Lines containing the string "Caines" are to be collected in full.

....................

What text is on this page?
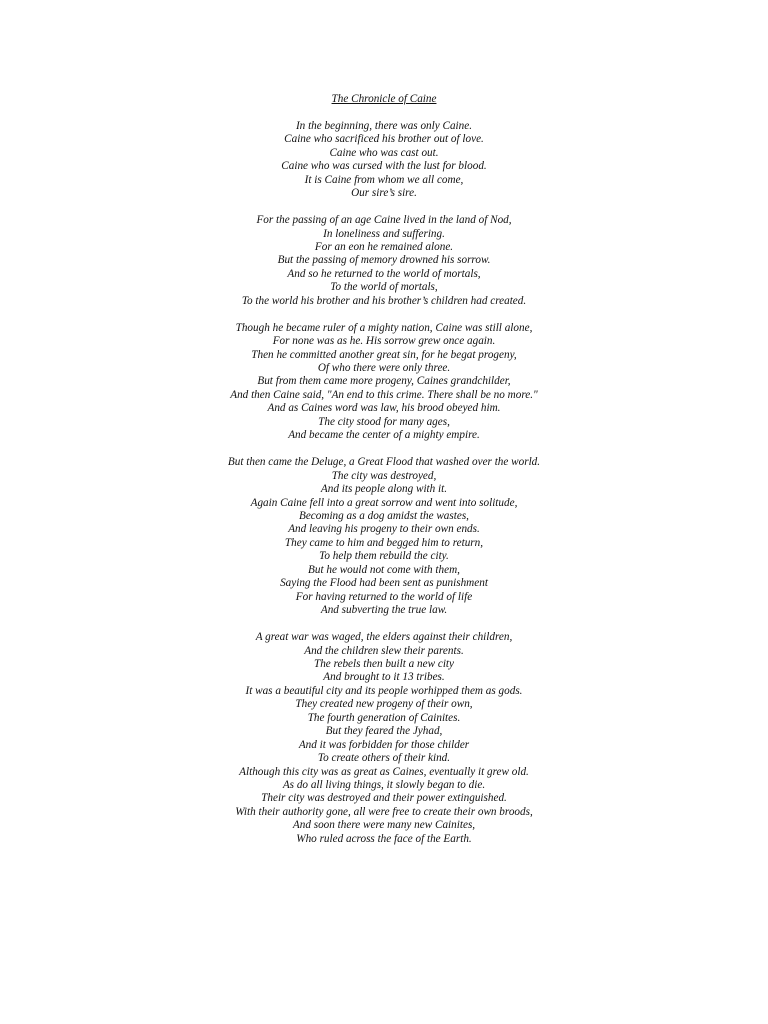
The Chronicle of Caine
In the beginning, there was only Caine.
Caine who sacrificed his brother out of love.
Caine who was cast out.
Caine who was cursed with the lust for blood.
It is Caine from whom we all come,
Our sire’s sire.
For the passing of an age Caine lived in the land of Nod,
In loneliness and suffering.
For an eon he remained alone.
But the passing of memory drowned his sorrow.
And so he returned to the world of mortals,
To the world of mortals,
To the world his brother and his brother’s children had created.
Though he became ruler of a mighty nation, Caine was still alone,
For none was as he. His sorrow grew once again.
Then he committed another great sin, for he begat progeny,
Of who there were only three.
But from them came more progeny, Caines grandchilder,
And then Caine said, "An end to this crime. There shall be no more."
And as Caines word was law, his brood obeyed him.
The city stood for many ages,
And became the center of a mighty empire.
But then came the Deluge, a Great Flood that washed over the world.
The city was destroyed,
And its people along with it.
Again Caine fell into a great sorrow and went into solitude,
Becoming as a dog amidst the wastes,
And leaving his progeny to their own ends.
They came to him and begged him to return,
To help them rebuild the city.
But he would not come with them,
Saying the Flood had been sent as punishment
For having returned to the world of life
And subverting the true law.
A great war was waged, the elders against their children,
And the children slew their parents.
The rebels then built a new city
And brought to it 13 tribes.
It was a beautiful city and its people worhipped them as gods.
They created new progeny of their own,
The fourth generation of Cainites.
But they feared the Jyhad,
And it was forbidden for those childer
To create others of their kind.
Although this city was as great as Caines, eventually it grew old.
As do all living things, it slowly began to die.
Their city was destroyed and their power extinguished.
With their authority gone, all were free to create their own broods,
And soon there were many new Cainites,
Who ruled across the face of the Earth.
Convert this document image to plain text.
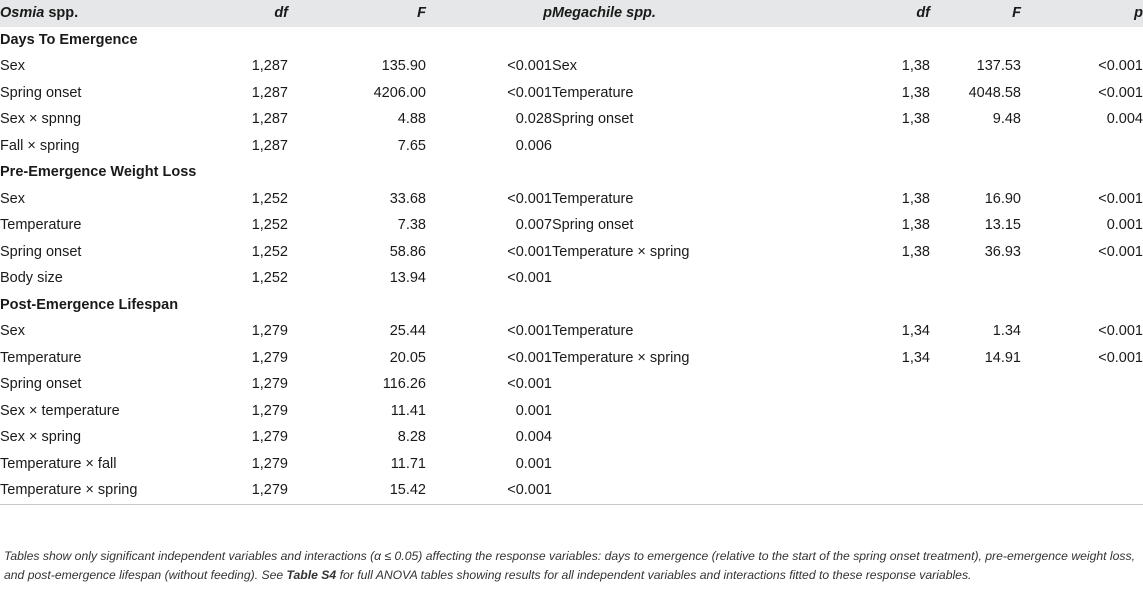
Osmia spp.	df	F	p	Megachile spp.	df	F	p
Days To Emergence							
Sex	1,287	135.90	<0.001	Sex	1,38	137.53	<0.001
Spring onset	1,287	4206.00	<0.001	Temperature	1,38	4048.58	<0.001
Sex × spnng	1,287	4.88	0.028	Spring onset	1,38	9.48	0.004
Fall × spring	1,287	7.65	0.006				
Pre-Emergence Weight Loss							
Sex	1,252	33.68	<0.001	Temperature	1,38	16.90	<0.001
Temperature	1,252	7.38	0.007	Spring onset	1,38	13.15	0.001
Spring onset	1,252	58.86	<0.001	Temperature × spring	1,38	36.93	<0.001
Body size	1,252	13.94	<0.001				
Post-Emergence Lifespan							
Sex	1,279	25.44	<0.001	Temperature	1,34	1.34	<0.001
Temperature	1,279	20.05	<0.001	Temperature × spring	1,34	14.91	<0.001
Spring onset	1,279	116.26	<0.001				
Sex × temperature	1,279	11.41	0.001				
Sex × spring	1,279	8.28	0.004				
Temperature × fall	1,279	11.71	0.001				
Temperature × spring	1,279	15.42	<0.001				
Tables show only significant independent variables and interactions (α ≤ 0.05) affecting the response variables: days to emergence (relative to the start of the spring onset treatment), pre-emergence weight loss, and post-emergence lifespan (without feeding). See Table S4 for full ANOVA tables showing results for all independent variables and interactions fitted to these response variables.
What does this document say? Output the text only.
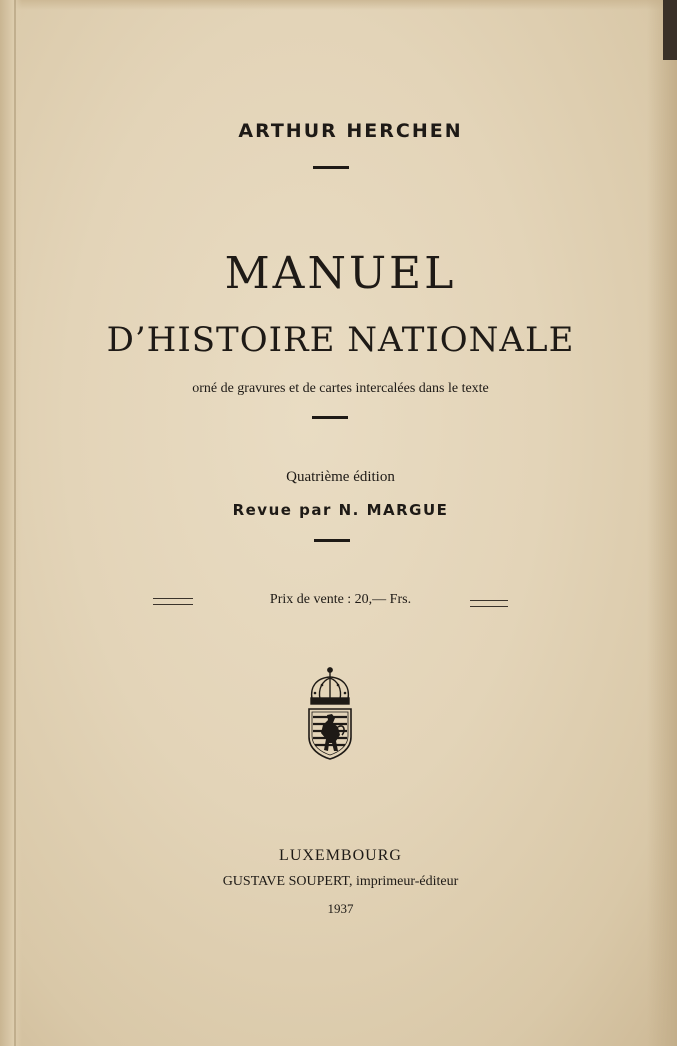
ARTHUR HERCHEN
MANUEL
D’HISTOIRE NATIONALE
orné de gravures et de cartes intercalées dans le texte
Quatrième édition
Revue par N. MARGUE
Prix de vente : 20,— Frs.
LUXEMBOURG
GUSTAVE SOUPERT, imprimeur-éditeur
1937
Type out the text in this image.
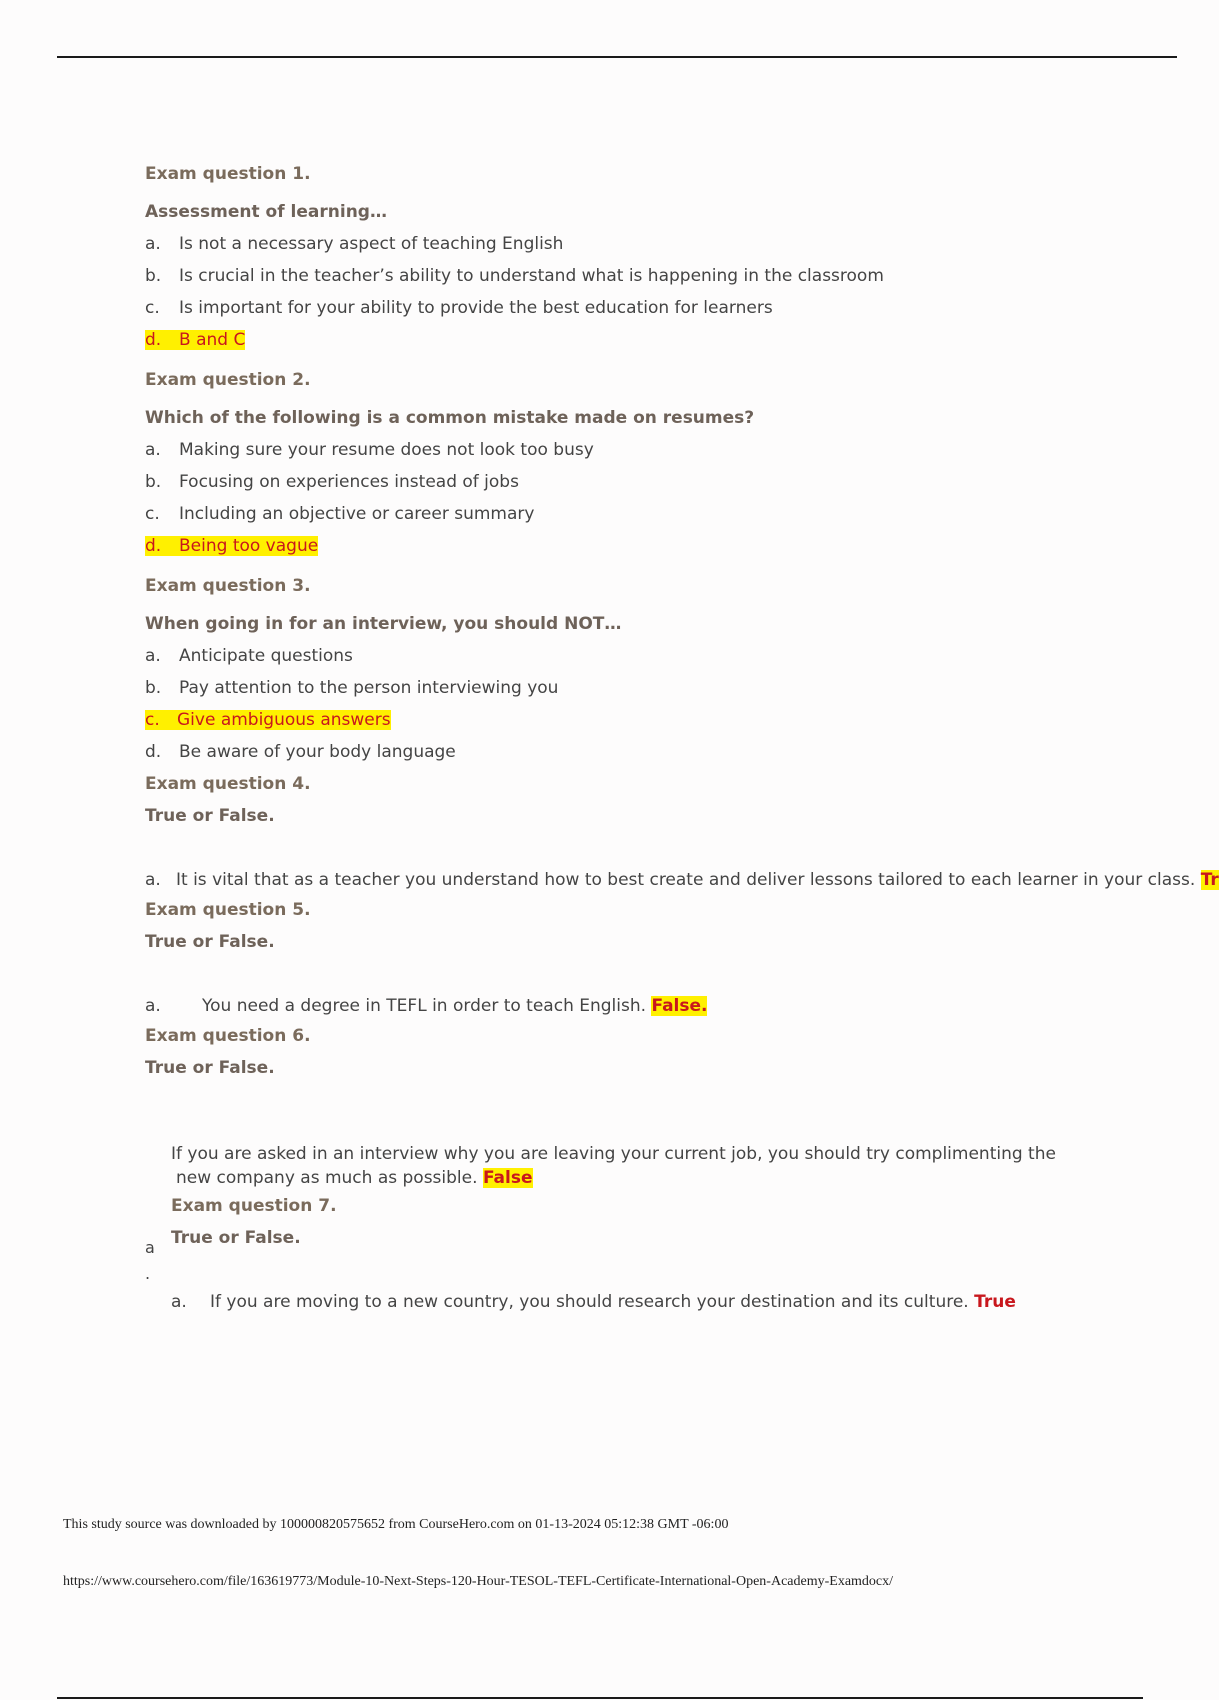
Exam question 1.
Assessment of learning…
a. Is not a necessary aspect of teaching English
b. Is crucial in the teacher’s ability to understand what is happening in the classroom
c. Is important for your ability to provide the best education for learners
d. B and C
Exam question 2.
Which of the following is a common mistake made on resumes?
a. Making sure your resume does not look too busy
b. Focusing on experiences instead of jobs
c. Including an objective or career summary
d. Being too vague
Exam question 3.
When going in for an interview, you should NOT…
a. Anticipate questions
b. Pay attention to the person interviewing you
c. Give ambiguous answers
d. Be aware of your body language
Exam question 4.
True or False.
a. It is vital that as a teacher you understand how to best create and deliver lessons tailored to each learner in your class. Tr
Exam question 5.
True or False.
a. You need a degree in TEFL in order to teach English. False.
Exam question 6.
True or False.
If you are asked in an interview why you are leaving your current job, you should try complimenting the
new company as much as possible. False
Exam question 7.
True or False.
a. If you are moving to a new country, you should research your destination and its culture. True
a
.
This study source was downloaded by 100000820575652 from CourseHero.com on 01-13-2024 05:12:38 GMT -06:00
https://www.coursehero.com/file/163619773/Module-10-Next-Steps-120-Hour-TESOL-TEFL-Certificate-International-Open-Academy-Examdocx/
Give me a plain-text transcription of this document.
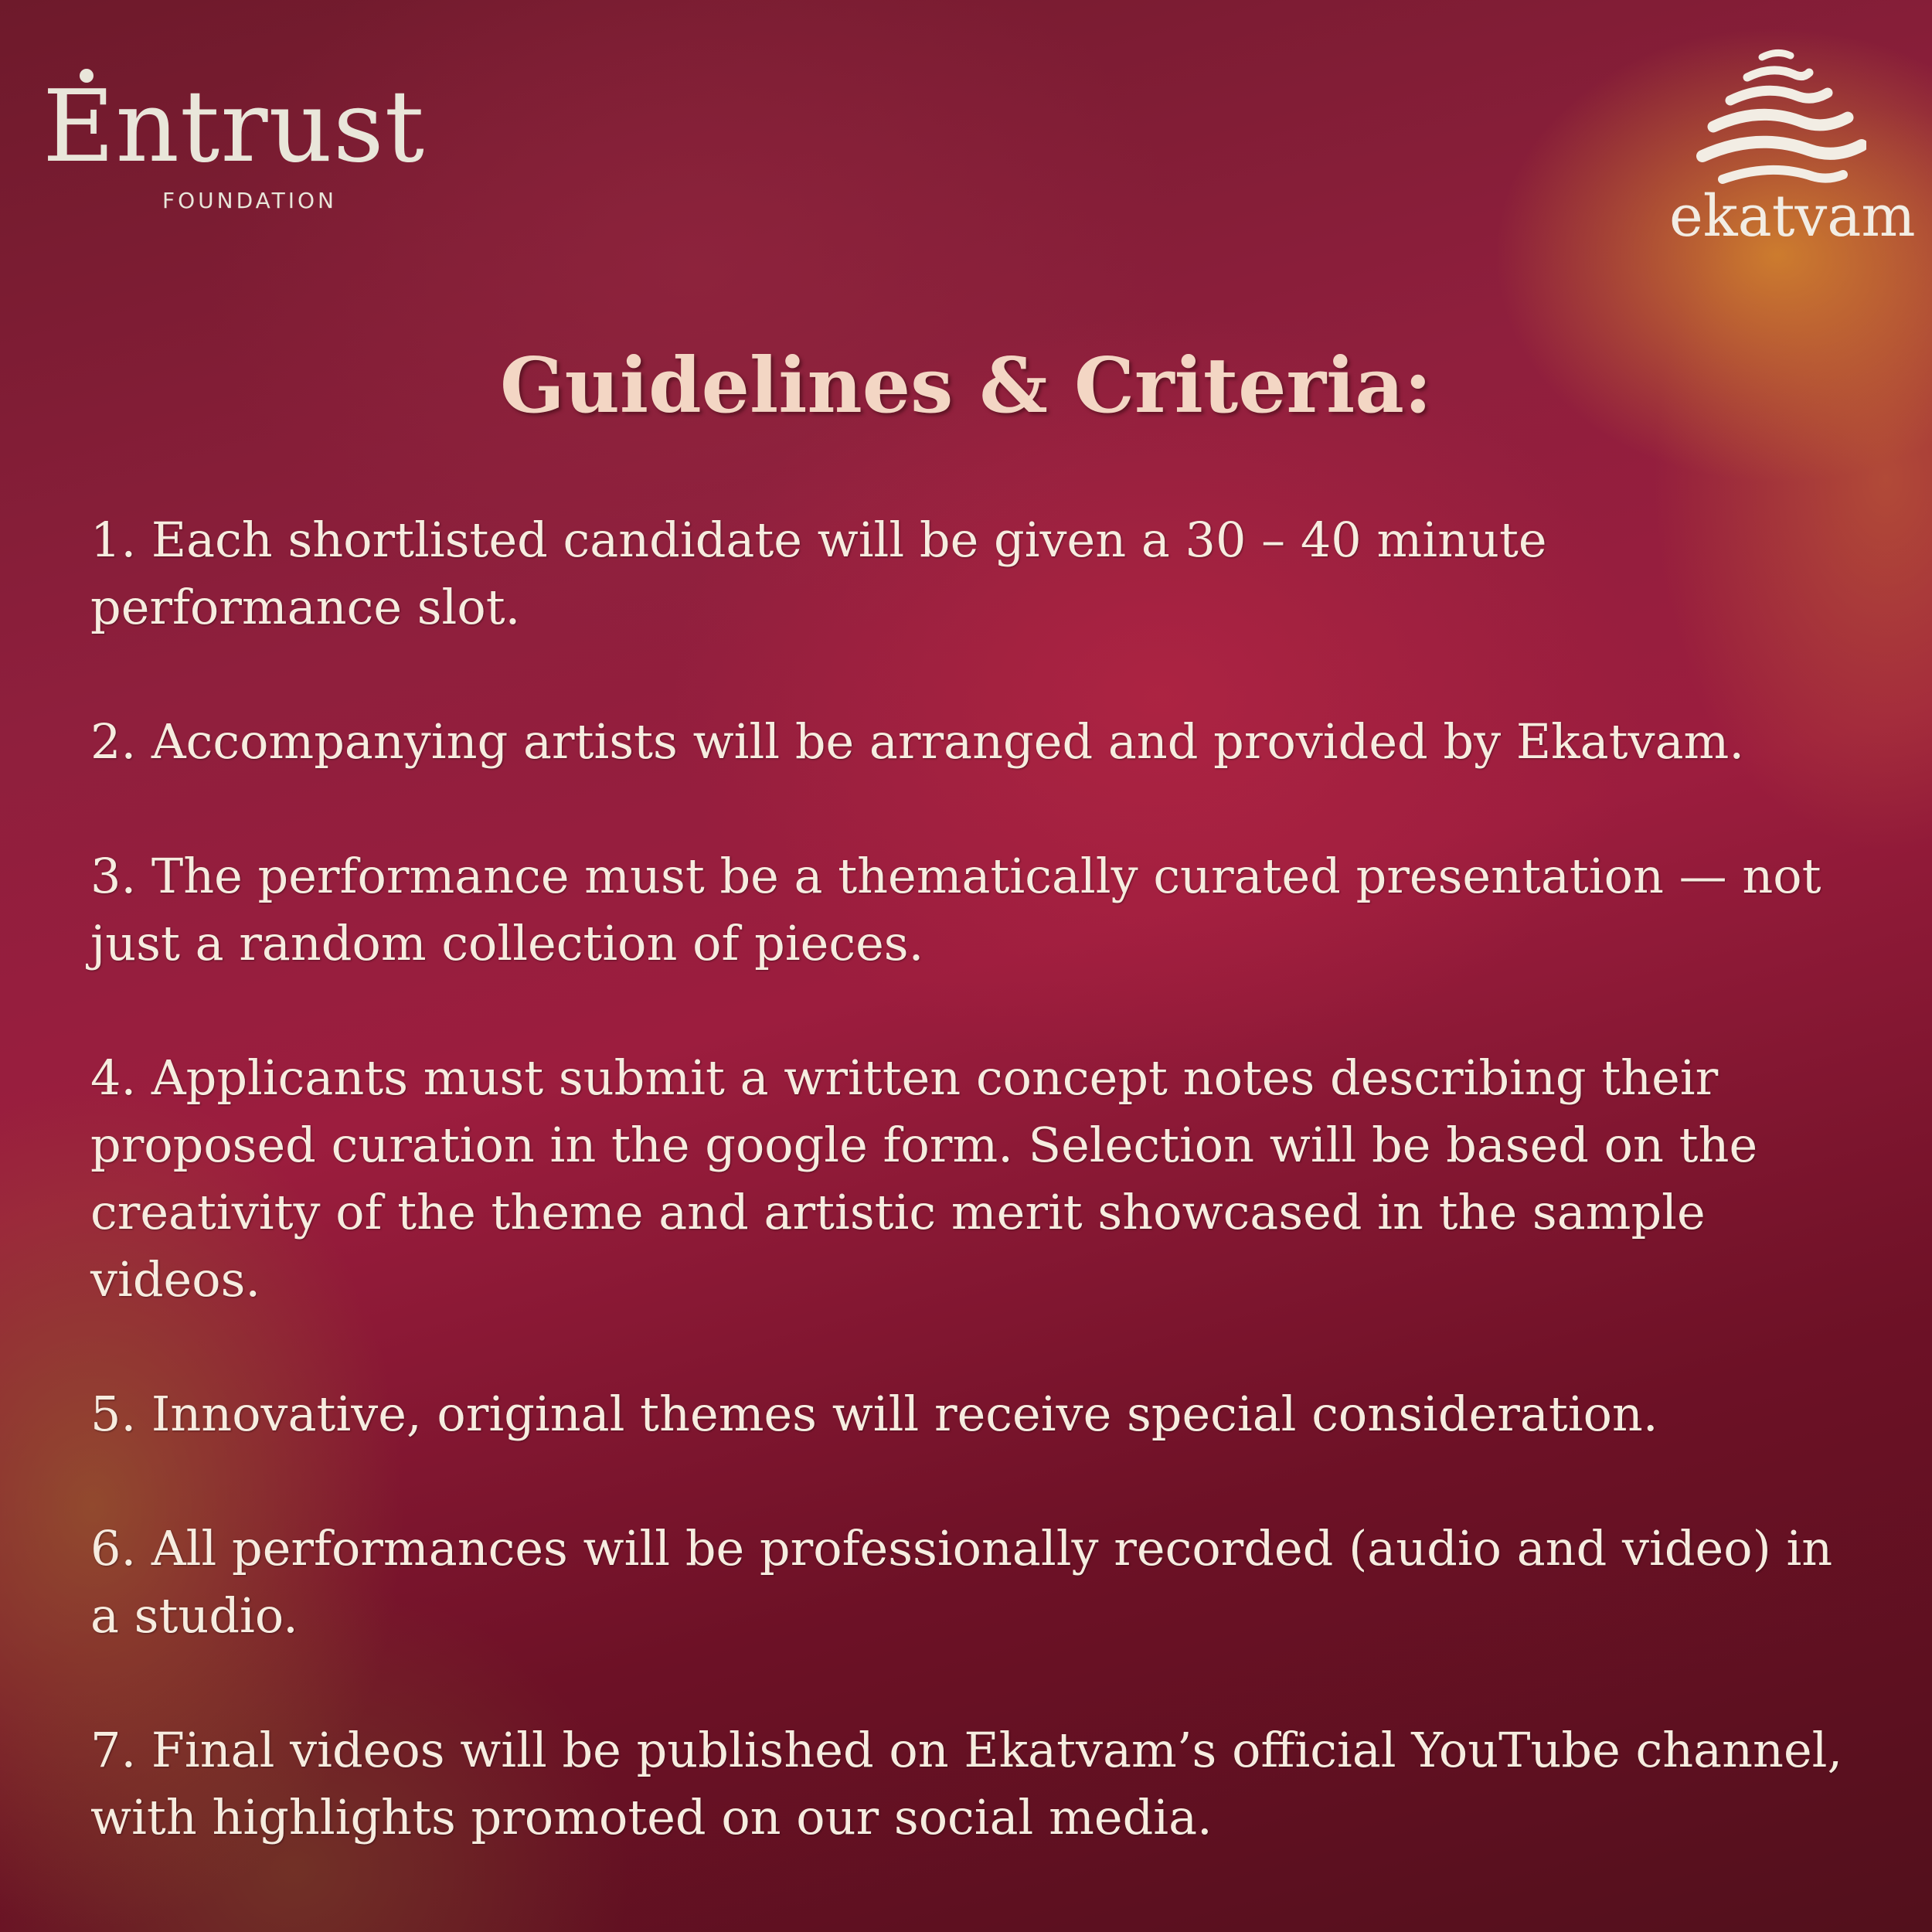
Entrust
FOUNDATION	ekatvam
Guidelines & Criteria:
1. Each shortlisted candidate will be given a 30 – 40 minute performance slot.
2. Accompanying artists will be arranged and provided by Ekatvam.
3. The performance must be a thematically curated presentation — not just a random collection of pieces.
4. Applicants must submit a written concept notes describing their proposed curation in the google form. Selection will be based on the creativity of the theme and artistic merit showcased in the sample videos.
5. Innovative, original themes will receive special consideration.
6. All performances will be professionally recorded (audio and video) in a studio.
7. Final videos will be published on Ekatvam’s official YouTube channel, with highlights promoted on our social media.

....................

Reply:
But from them came more progeny, Caines grandchilder,
And as Caines word was law, his brood obeyed him.
Although this city was as great as Caines, eventually it grew old.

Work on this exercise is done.